- Task instructions -
Leave out the pictures, then reproduce the rest of the material exactly.

- Rows from a dataset -
_ _ _ _ _ _ _

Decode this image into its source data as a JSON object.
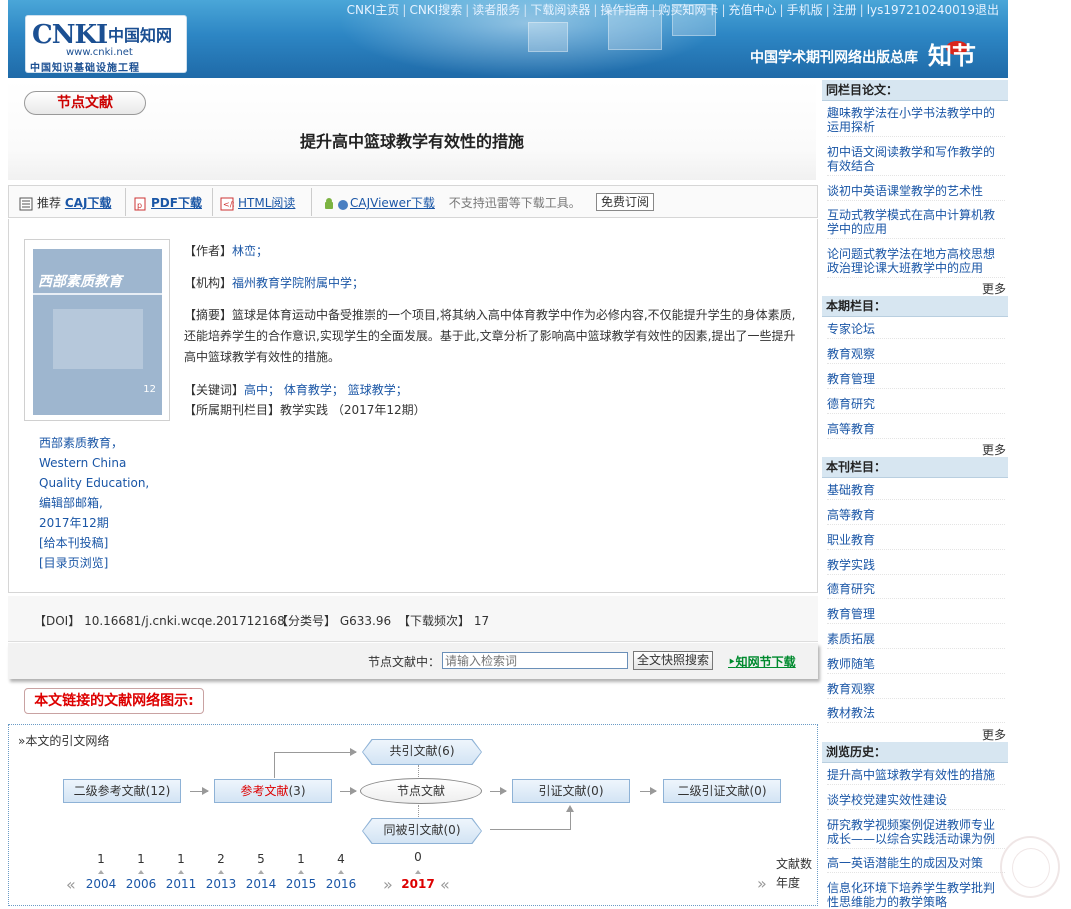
{
  "header": {
    "nav": [
      "CNKI主页",
      "CNKI搜索",
      "读者服务",
      "下载阅读器",
      "操作指南",
      "购买知网卡",
      "充值中心",
      "手机版",
      "注册",
      "lys197210240019退出"
    ],
    "logo_cnki": "CNKI",
    "logo_cn": "中国知网",
    "logo_url": "www.cnki.net",
    "logo_sub": "中国知识基础设施工程",
    "slogan": "中国学术期刊网络出版总库",
    "festival": "知节"
  },
  "node_label": "节点文献",
  "article_title": "提升高中篮球教学有效性的措施",
  "toolbar": {
    "recommend": "推荐",
    "caj": "CAJ下载",
    "pdf": "PDF下载",
    "html": "HTML阅读",
    "cajviewer": "CAJViewer下载",
    "note": "不支持迅雷等下载工具。",
    "subscribe": "免费订阅"
  },
  "cover": {
    "title": "西部素质教育",
    "issue_no": "12"
  },
  "publication": [
    "西部素质教育，",
    "Western China",
    "Quality Education,",
    "编辑部邮箱,",
    "2017年12期",
    "[给本刊投稿]",
    "[目录页浏览]"
  ],
  "meta": {
    "author_label": "【作者】",
    "author": "林峦；",
    "org_label": "【机构】",
    "org": "福州教育学院附属中学；",
    "abstract_label": "【摘要】",
    "abstract": "篮球是体育运动中备受推崇的一个项目,将其纳入高中体育教学中作为必修内容,不仅能提升学生的身体素质,还能培养学生的合作意识,实现学生的全面发展。基于此,文章分析了影响高中篮球教学有效性的因素,提出了一些提升高中篮球教学有效性的措施。",
    "kw_label": "【关键词】",
    "keywords": [
      "高中；",
      "体育教学；",
      "篮球教学；"
    ],
    "column_label": "【所属期刊栏目】",
    "column": "教学实践 （2017年12期）"
  },
  "doi": {
    "doi_label": "【DOI】",
    "doi": "10.16681/j.cnki.wcqe.201712168",
    "cls_label": "【分类号】",
    "cls": "G633.96",
    "dl_label": "【下载频次】",
    "dl": "17"
  },
  "search": {
    "label": "节点文献中：",
    "placeholder": "请输入检索词",
    "button": "全文快照搜索",
    "download": "知网节下载"
  },
  "network": {
    "pill": "本文链接的文献网络图示:",
    "header": "»本文的引文网络",
    "co_cite": "共引文献(6)",
    "lvl2_ref": "二级参考文献(12)",
    "ref_label": "参考文献",
    "ref_count": "(3)",
    "node": "节点文献",
    "cited": "引证文献(0)",
    "lvl2_cited": "二级引证文献(0)",
    "co_cited": "同被引文献(0)",
    "counts": [
      "1",
      "1",
      "1",
      "2",
      "5",
      "1",
      "4"
    ],
    "years": [
      "2004",
      "2006",
      "2011",
      "2013",
      "2014",
      "2015",
      "2016"
    ],
    "current_count": "0",
    "current_year": "2017",
    "count_label": "文献数",
    "year_label": "年度",
    "prev": "«",
    "next": "»",
    "prev2": "«"
  },
  "sidebar": {
    "same_column_title": "同栏目论文：",
    "same_column": [
      "趣味教学法在小学书法教学中的运用探析",
      "初中语文阅读教学和写作教学的有效结合",
      "谈初中英语课堂教学的艺术性",
      "互动式教学模式在高中计算机教学中的应用",
      "论问题式教学法在地方高校思想政治理论课大班教学中的应用"
    ],
    "issue_column_title": "本期栏目：",
    "issue_columns": [
      "专家论坛",
      "教育观察",
      "教育管理",
      "德育研究",
      "高等教育"
    ],
    "journal_column_title": "本刊栏目：",
    "journal_columns": [
      "基础教育",
      "高等教育",
      "职业教育",
      "教学实践",
      "德育研究",
      "教育管理",
      "素质拓展",
      "教师随笔",
      "教育观察",
      "教材教法"
    ],
    "history_title": "浏览历史：",
    "history": [
      "提升高中篮球教学有效性的措施",
      "谈学校党建实效性建设",
      "研究教学视频案例促进教师专业成长——以综合实践活动课为例",
      "高一英语潜能生的成因及对策",
      "信息化环境下培养学生教学批判性思维能力的教学策略"
    ],
    "more": "更多"
  }
}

_ _ _ _ _ _ _

- Finished task -
Decode this image into its source data as a JSON object.
{
  "header": {
    "nav": [
      "CNKI主页",
      "CNKI搜索",
      "读者服务",
      "下载阅读器",
      "操作指南",
      "购买知网卡",
      "充值中心",
      "手机版",
      "注册",
      "lys197210240019退出"
    ],
    "logo_cnki": "CNKI",
    "logo_cn": "中国知网",
    "logo_url": "www.cnki.net",
    "logo_sub": "中国知识基础设施工程",
    "slogan": "中国学术期刊网络出版总库",
    "festival": "知节"
  },
  "node_label": "节点文献",
  "article_title": "提升高中篮球教学有效性的措施",
  "toolbar": {
    "recommend": "推荐",
    "caj": "CAJ下载",
    "pdf": "PDF下载",
    "html": "HTML阅读",
    "cajviewer": "CAJViewer下载",
    "note": "不支持迅雷等下载工具。",
    "subscribe": "免费订阅"
  },
  "cover": {
    "title": "西部素质教育",
    "issue_no": "12"
  },
  "publication": [
    "西部素质教育，",
    "Western China",
    "Quality Education,",
    "编辑部邮箱,",
    "2017年12期",
    "[给本刊投稿]",
    "[目录页浏览]"
  ],
  "meta": {
    "author_label": "【作者】",
    "author": "林峦；",
    "org_label": "【机构】",
    "org": "福州教育学院附属中学；",
    "abstract_label": "【摘要】",
    "abstract": "篮球是体育运动中备受推崇的一个项目,将其纳入高中体育教学中作为必修内容,不仅能提升学生的身体素质,还能培养学生的合作意识,实现学生的全面发展。基于此,文章分析了影响高中篮球教学有效性的因素,提出了一些提升高中篮球教学有效性的措施。",
    "kw_label": "【关键词】",
    "keywords": [
      "高中；",
      "体育教学；",
      "篮球教学；"
    ],
    "column_label": "【所属期刊栏目】",
    "column": "教学实践 （2017年12期）"
  },
  "doi": {
    "doi_label": "【DOI】",
    "doi": "10.16681/j.cnki.wcqe.201712168",
    "cls_label": "【分类号】",
    "cls": "G633.96",
    "dl_label": "【下载频次】",
    "dl": "17"
  },
  "search": {
    "label": "节点文献中：",
    "placeholder": "请输入检索词",
    "button": "全文快照搜索",
    "download": "知网节下载"
  },
  "network": {
    "pill": "本文链接的文献网络图示:",
    "header": "»本文的引文网络",
    "co_cite": "共引文献(6)",
    "lvl2_ref": "二级参考文献(12)",
    "ref_label": "参考文献",
    "ref_count": "(3)",
    "node": "节点文献",
    "cited": "引证文献(0)",
    "lvl2_cited": "二级引证文献(0)",
    "co_cited": "同被引文献(0)",
    "counts": [
      "1",
      "1",
      "1",
      "2",
      "5",
      "1",
      "4"
    ],
    "years": [
      "2004",
      "2006",
      "2011",
      "2013",
      "2014",
      "2015",
      "2016"
    ],
    "current_count": "0",
    "current_year": "2017",
    "count_label": "文献数",
    "year_label": "年度",
    "prev": "«",
    "next": "»",
    "prev2": "«"
  },
  "sidebar": {
    "same_column_title": "同栏目论文：",
    "same_column": [
      "趣味教学法在小学书法教学中的运用探析",
      "初中语文阅读教学和写作教学的有效结合",
      "谈初中英语课堂教学的艺术性",
      "互动式教学模式在高中计算机教学中的应用",
      "论问题式教学法在地方高校思想政治理论课大班教学中的应用"
    ],
    "issue_column_title": "本期栏目：",
    "issue_columns": [
      "专家论坛",
      "教育观察",
      "教育管理",
      "德育研究",
      "高等教育"
    ],
    "journal_column_title": "本刊栏目：",
    "journal_columns": [
      "基础教育",
      "高等教育",
      "职业教育",
      "教学实践",
      "德育研究",
      "教育管理",
      "素质拓展",
      "教师随笔",
      "教育观察",
      "教材教法"
    ],
    "history_title": "浏览历史：",
    "history": [
      "提升高中篮球教学有效性的措施",
      "谈学校党建实效性建设",
      "研究教学视频案例促进教师专业成长——以综合实践活动课为例",
      "高一英语潜能生的成因及对策",
      "信息化环境下培养学生教学批判性思维能力的教学策略"
    ],
    "more": "更多"
  }
}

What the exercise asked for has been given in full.